**Prompt:** Could you format each line of the records below as a numbered list, leaving out any blank lines?

::: Input for this task

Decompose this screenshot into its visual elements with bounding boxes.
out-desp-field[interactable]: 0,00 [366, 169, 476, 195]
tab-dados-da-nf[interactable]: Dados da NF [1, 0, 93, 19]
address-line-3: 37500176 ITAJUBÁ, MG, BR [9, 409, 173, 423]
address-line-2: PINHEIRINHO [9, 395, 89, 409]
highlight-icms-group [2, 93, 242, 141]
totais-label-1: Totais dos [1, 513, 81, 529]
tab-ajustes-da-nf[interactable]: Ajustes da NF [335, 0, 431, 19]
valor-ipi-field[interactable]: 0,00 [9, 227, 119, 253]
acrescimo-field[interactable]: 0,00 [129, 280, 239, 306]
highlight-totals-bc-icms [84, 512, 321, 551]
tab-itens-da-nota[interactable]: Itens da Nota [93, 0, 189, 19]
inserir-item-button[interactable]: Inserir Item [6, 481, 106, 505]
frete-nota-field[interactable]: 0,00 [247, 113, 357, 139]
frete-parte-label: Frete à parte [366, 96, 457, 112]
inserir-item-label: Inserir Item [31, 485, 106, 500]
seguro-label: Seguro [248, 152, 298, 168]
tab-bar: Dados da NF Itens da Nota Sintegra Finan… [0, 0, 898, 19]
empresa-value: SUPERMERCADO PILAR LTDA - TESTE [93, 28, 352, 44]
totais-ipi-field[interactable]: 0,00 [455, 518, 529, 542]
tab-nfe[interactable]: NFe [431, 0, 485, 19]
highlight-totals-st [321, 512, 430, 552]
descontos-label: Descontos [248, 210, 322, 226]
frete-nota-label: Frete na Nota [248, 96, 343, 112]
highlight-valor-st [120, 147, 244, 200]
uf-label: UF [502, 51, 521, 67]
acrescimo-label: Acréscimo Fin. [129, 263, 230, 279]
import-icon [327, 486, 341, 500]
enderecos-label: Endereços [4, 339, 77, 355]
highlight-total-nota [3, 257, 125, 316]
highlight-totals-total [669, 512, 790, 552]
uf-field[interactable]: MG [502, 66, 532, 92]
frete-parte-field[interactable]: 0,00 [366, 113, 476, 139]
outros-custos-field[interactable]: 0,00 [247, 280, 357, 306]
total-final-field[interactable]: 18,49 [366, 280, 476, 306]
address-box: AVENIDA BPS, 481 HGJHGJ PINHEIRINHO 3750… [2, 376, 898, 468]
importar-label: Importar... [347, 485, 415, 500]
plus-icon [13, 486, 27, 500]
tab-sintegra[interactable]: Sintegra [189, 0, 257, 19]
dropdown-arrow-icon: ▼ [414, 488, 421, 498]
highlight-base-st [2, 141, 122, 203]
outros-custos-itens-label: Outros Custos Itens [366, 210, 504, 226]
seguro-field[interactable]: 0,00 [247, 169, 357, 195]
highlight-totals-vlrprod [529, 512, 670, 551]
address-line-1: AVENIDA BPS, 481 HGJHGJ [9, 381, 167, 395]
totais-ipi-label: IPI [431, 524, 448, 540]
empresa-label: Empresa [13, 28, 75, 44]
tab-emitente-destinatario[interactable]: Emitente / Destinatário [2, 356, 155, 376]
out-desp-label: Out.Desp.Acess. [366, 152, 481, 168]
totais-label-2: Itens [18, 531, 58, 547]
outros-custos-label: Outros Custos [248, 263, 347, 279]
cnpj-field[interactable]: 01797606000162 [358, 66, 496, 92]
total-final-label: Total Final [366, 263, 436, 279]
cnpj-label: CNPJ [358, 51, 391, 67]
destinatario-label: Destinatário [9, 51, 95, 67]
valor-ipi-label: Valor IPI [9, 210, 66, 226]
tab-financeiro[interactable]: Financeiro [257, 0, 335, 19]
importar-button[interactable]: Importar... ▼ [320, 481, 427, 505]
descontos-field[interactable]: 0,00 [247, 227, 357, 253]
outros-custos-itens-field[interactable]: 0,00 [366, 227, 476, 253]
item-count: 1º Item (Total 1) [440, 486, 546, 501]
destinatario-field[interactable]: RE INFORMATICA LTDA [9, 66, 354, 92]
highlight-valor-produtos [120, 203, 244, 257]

::::::

**Task answer:**
1. Decompose this screenshot into its visual elements with bounding boxes.
2. out-desp-field[interactable]: 0,00 [366, 169, 476, 195]
3. tab-dados-da-nf[interactable]: Dados da NF [1, 0, 93, 19]
4. address-line-3: 37500176 ITAJUBÁ, MG, BR [9, 409, 173, 423]
5. address-line-2: PINHEIRINHO [9, 395, 89, 409]
6. highlight-icms-group [2, 93, 242, 141]
7. totais-label-1: Totais dos [1, 513, 81, 529]
8. tab-ajustes-da-nf[interactable]: Ajustes da NF [335, 0, 431, 19]
9. valor-ipi-field[interactable]: 0,00 [9, 227, 119, 253]
10. acrescimo-field[interactable]: 0,00 [129, 280, 239, 306]
11. highlight-totals-bc-icms [84, 512, 321, 551]
12. tab-itens-da-nota[interactable]: Itens da Nota [93, 0, 189, 19]
13. inserir-item-button[interactable]: Inserir Item [6, 481, 106, 505]
14. frete-nota-field[interactable]: 0,00 [247, 113, 357, 139]
15. frete-parte-label: Frete à parte [366, 96, 457, 112]
16. inserir-item-label: Inserir Item [31, 485, 106, 500]
17. seguro-label: Seguro [248, 152, 298, 168]
18. tab-bar: Dados da NF Itens da Nota Sintegra Finan… [0, 0, 898, 19]
19. empresa-value: SUPERMERCADO PILAR LTDA - TESTE [93, 28, 352, 44]
20. totais-ipi-field[interactable]: 0,00 [455, 518, 529, 542]
21. tab-nfe[interactable]: NFe [431, 0, 485, 19]
22. highlight-totals-st [321, 512, 430, 552]
23. descontos-label: Descontos [248, 210, 322, 226]
24. frete-nota-label: Frete na Nota [248, 96, 343, 112]
25. highlight-valor-st [120, 147, 244, 200]
26. uf-label: UF [502, 51, 521, 67]
27. acrescimo-label: Acréscimo Fin. [129, 263, 230, 279]
28. import-icon [327, 486, 341, 500]
29. enderecos-label: Endereços [4, 339, 77, 355]
30. highlight-total-nota [3, 257, 125, 316]
31. highlight-totals-total [669, 512, 790, 552]
32. uf-field[interactable]: MG [502, 66, 532, 92]
33. frete-parte-field[interactable]: 0,00 [366, 113, 476, 139]
34. outros-custos-field[interactable]: 0,00 [247, 280, 357, 306]
35. total-final-field[interactable]: 18,49 [366, 280, 476, 306]
36. address-box: AVENIDA BPS, 481 HGJHGJ PINHEIRINHO 3750… [2, 376, 898, 468]
37. importar-label: Importar... [347, 485, 415, 500]
38. plus-icon [13, 486, 27, 500]
39. tab-sintegra[interactable]: Sintegra [189, 0, 257, 19]
40. dropdown-arrow-icon: ▼ [414, 488, 421, 498]
41. highlight-base-st [2, 141, 122, 203]
42. outros-custos-itens-label: Outros Custos Itens [366, 210, 504, 226]
43. seguro-field[interactable]: 0,00 [247, 169, 357, 195]
44. highlight-totals-vlrprod [529, 512, 670, 551]
45. address-line-1: AVENIDA BPS, 481 HGJHGJ [9, 381, 167, 395]
46. totais-ipi-label: IPI [431, 524, 448, 540]
47. empresa-label: Empresa [13, 28, 75, 44]
48. tab-emitente-destinatario[interactable]: Emitente / Destinatário [2, 356, 155, 376]
49. out-desp-label: Out.Desp.Acess. [366, 152, 481, 168]
50. totais-label-2: Itens [18, 531, 58, 547]
51. outros-custos-label: Outros Custos [248, 263, 347, 279]
52. cnpj-field[interactable]: 01797606000162 [358, 66, 496, 92]
53. total-final-label: Total Final [366, 263, 436, 279]
54. cnpj-label: CNPJ [358, 51, 391, 67]
55. destinatario-label: Destinatário [9, 51, 95, 67]
56. valor-ipi-label: Valor IPI [9, 210, 66, 226]
57. tab-financeiro[interactable]: Financeiro [257, 0, 335, 19]
58. importar-button[interactable]: Importar... ▼ [320, 481, 427, 505]
59. descontos-field[interactable]: 0,00 [247, 227, 357, 253]
60. outros-custos-itens-field[interactable]: 0,00 [366, 227, 476, 253]
61. item-count: 1º Item (Total 1) [440, 486, 546, 501]
62. destinatario-field[interactable]: RE INFORMATICA LTDA [9, 66, 354, 92]
63. highlight-valor-produtos [120, 203, 244, 257]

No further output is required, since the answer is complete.